What needs to be done: Reproduce the entries exactly. Omit none of them.

Records from a collection of figures:

Segment Open

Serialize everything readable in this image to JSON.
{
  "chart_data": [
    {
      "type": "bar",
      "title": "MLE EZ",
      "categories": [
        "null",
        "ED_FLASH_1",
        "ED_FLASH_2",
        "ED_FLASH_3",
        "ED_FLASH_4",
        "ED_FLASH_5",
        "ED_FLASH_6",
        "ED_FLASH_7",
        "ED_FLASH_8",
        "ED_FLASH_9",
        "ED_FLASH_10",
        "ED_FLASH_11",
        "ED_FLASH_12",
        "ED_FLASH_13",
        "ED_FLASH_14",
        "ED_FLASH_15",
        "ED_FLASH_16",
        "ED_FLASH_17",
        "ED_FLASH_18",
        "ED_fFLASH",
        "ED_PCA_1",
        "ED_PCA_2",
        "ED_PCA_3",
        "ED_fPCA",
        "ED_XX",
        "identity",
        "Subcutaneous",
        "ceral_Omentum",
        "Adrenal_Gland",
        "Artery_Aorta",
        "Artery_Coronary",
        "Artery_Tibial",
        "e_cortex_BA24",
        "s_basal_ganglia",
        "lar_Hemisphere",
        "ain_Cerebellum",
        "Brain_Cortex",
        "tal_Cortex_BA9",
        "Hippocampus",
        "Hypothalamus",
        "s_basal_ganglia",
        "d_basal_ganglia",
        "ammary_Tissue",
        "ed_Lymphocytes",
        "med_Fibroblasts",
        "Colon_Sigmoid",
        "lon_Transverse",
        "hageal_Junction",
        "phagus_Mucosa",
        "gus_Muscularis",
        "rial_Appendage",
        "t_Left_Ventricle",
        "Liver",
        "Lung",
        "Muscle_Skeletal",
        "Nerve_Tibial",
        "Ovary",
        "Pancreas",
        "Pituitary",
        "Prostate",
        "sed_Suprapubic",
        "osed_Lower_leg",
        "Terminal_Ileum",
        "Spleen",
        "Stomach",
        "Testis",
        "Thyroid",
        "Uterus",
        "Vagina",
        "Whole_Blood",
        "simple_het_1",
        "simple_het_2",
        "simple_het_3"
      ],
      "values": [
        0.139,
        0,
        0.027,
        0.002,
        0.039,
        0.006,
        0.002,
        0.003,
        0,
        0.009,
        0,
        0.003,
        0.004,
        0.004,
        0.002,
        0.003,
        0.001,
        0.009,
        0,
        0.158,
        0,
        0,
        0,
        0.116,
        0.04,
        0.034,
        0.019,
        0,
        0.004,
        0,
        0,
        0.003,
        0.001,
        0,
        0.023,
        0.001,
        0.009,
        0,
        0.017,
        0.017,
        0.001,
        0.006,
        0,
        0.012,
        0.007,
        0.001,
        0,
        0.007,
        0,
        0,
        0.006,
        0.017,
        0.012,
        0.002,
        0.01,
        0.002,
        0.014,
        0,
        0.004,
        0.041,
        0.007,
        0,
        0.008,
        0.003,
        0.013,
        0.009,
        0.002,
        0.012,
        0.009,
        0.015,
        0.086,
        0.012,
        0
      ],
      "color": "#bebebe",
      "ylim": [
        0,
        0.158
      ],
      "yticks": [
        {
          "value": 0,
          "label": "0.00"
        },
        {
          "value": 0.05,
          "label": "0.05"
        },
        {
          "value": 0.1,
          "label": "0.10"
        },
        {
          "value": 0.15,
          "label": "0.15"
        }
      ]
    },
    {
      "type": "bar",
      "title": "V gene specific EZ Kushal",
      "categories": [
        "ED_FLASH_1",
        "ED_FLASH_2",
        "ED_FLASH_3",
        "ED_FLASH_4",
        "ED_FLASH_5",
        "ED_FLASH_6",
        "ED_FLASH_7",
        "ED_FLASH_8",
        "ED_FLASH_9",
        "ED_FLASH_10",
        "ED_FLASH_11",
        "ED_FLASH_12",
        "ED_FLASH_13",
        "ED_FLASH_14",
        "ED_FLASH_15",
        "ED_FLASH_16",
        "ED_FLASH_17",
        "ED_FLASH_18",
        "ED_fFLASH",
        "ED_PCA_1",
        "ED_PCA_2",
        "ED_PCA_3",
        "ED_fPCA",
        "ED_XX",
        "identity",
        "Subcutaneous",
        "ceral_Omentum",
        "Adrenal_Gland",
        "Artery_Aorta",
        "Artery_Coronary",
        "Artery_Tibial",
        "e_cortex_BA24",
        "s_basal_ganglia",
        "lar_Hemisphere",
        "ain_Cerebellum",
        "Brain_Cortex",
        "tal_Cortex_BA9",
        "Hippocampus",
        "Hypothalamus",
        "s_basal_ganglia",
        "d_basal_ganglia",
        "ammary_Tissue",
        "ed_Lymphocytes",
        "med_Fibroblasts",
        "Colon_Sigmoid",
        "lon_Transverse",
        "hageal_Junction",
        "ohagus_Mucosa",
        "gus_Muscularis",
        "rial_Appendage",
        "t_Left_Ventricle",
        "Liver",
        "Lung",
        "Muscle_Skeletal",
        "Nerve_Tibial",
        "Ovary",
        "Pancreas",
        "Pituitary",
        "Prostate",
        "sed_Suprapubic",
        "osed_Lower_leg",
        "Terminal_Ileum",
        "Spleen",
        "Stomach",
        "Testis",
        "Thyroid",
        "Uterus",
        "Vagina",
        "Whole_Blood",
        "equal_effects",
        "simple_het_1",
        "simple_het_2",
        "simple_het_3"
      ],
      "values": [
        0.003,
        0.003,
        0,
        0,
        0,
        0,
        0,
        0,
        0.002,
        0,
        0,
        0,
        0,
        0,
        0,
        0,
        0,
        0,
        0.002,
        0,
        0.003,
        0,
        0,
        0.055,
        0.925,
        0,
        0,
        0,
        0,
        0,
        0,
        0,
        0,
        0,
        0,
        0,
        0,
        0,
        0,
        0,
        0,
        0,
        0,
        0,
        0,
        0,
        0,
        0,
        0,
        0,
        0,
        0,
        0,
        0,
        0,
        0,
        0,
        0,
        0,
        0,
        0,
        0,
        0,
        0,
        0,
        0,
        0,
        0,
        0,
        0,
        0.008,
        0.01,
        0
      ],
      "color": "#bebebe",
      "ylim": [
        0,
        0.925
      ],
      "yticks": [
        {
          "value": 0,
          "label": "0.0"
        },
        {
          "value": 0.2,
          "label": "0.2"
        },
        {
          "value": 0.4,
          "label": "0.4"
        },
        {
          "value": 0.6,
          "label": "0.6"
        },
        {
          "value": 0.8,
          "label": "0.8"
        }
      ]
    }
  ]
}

Segment Closed

Output of the task:
Serialize everything readable in this image to JSON.
{
  "chart_data": [
    {
      "type": "bar",
      "title": "MLE EZ",
      "categories": [
        "null",
        "ED_FLASH_1",
        "ED_FLASH_2",
        "ED_FLASH_3",
        "ED_FLASH_4",
        "ED_FLASH_5",
        "ED_FLASH_6",
        "ED_FLASH_7",
        "ED_FLASH_8",
        "ED_FLASH_9",
        "ED_FLASH_10",
        "ED_FLASH_11",
        "ED_FLASH_12",
        "ED_FLASH_13",
        "ED_FLASH_14",
        "ED_FLASH_15",
        "ED_FLASH_16",
        "ED_FLASH_17",
        "ED_FLASH_18",
        "ED_fFLASH",
        "ED_PCA_1",
        "ED_PCA_2",
        "ED_PCA_3",
        "ED_fPCA",
        "ED_XX",
        "identity",
        "Subcutaneous",
        "ceral_Omentum",
        "Adrenal_Gland",
        "Artery_Aorta",
        "Artery_Coronary",
        "Artery_Tibial",
        "e_cortex_BA24",
        "s_basal_ganglia",
        "lar_Hemisphere",
        "ain_Cerebellum",
        "Brain_Cortex",
        "tal_Cortex_BA9",
        "Hippocampus",
        "Hypothalamus",
        "s_basal_ganglia",
        "d_basal_ganglia",
        "ammary_Tissue",
        "ed_Lymphocytes",
        "med_Fibroblasts",
        "Colon_Sigmoid",
        "lon_Transverse",
        "hageal_Junction",
        "phagus_Mucosa",
        "gus_Muscularis",
        "rial_Appendage",
        "t_Left_Ventricle",
        "Liver",
        "Lung",
        "Muscle_Skeletal",
        "Nerve_Tibial",
        "Ovary",
        "Pancreas",
        "Pituitary",
        "Prostate",
        "sed_Suprapubic",
        "osed_Lower_leg",
        "Terminal_Ileum",
        "Spleen",
        "Stomach",
        "Testis",
        "Thyroid",
        "Uterus",
        "Vagina",
        "Whole_Blood",
        "simple_het_1",
        "simple_het_2",
        "simple_het_3"
      ],
      "values": [
        0.139,
        0,
        0.027,
        0.002,
        0.039,
        0.006,
        0.002,
        0.003,
        0,
        0.009,
        0,
        0.003,
        0.004,
        0.004,
        0.002,
        0.003,
        0.001,
        0.009,
        0,
        0.158,
        0,
        0,
        0,
        0.116,
        0.04,
        0.034,
        0.019,
        0,
        0.004,
        0,
        0,
        0.003,
        0.001,
        0,
        0.023,
        0.001,
        0.009,
        0,
        0.017,
        0.017,
        0.001,
        0.006,
        0,
        0.012,
        0.007,
        0.001,
        0,
        0.007,
        0,
        0,
        0.006,
        0.017,
        0.012,
        0.002,
        0.01,
        0.002,
        0.014,
        0,
        0.004,
        0.041,
        0.007,
        0,
        0.008,
        0.003,
        0.013,
        0.009,
        0.002,
        0.012,
        0.009,
        0.015,
        0.086,
        0.012,
        0
      ],
      "color": "#bebebe",
      "ylim": [
        0,
        0.158
      ],
      "yticks": [
        {
          "value": 0,
          "label": "0.00"
        },
        {
          "value": 0.05,
          "label": "0.05"
        },
        {
          "value": 0.1,
          "label": "0.10"
        },
        {
          "value": 0.15,
          "label": "0.15"
        }
      ]
    },
    {
      "type": "bar",
      "title": "V gene specific EZ Kushal",
      "categories": [
        "ED_FLASH_1",
        "ED_FLASH_2",
        "ED_FLASH_3",
        "ED_FLASH_4",
        "ED_FLASH_5",
        "ED_FLASH_6",
        "ED_FLASH_7",
        "ED_FLASH_8",
        "ED_FLASH_9",
        "ED_FLASH_10",
        "ED_FLASH_11",
        "ED_FLASH_12",
        "ED_FLASH_13",
        "ED_FLASH_14",
        "ED_FLASH_15",
        "ED_FLASH_16",
        "ED_FLASH_17",
        "ED_FLASH_18",
        "ED_fFLASH",
        "ED_PCA_1",
        "ED_PCA_2",
        "ED_PCA_3",
        "ED_fPCA",
        "ED_XX",
        "identity",
        "Subcutaneous",
        "ceral_Omentum",
        "Adrenal_Gland",
        "Artery_Aorta",
        "Artery_Coronary",
        "Artery_Tibial",
        "e_cortex_BA24",
        "s_basal_ganglia",
        "lar_Hemisphere",
        "ain_Cerebellum",
        "Brain_Cortex",
        "tal_Cortex_BA9",
        "Hippocampus",
        "Hypothalamus",
        "s_basal_ganglia",
        "d_basal_ganglia",
        "ammary_Tissue",
        "ed_Lymphocytes",
        "med_Fibroblasts",
        "Colon_Sigmoid",
        "lon_Transverse",
        "hageal_Junction",
        "ohagus_Mucosa",
        "gus_Muscularis",
        "rial_Appendage",
        "t_Left_Ventricle",
        "Liver",
        "Lung",
        "Muscle_Skeletal",
        "Nerve_Tibial",
        "Ovary",
        "Pancreas",
        "Pituitary",
        "Prostate",
        "sed_Suprapubic",
        "osed_Lower_leg",
        "Terminal_Ileum",
        "Spleen",
        "Stomach",
        "Testis",
        "Thyroid",
        "Uterus",
        "Vagina",
        "Whole_Blood",
        "equal_effects",
        "simple_het_1",
        "simple_het_2",
        "simple_het_3"
      ],
      "values": [
        0.003,
        0.003,
        0,
        0,
        0,
        0,
        0,
        0,
        0.002,
        0,
        0,
        0,
        0,
        0,
        0,
        0,
        0,
        0,
        0.002,
        0,
        0.003,
        0,
        0,
        0.055,
        0.925,
        0,
        0,
        0,
        0,
        0,
        0,
        0,
        0,
        0,
        0,
        0,
        0,
        0,
        0,
        0,
        0,
        0,
        0,
        0,
        0,
        0,
        0,
        0,
        0,
        0,
        0,
        0,
        0,
        0,
        0,
        0,
        0,
        0,
        0,
        0,
        0,
        0,
        0,
        0,
        0,
        0,
        0,
        0,
        0,
        0,
        0.008,
        0.01,
        0
      ],
      "color": "#bebebe",
      "ylim": [
        0,
        0.925
      ],
      "yticks": [
        {
          "value": 0,
          "label": "0.0"
        },
        {
          "value": 0.2,
          "label": "0.2"
        },
        {
          "value": 0.4,
          "label": "0.4"
        },
        {
          "value": 0.6,
          "label": "0.6"
        },
        {
          "value": 0.8,
          "label": "0.8"
        }
      ]
    }
  ]
}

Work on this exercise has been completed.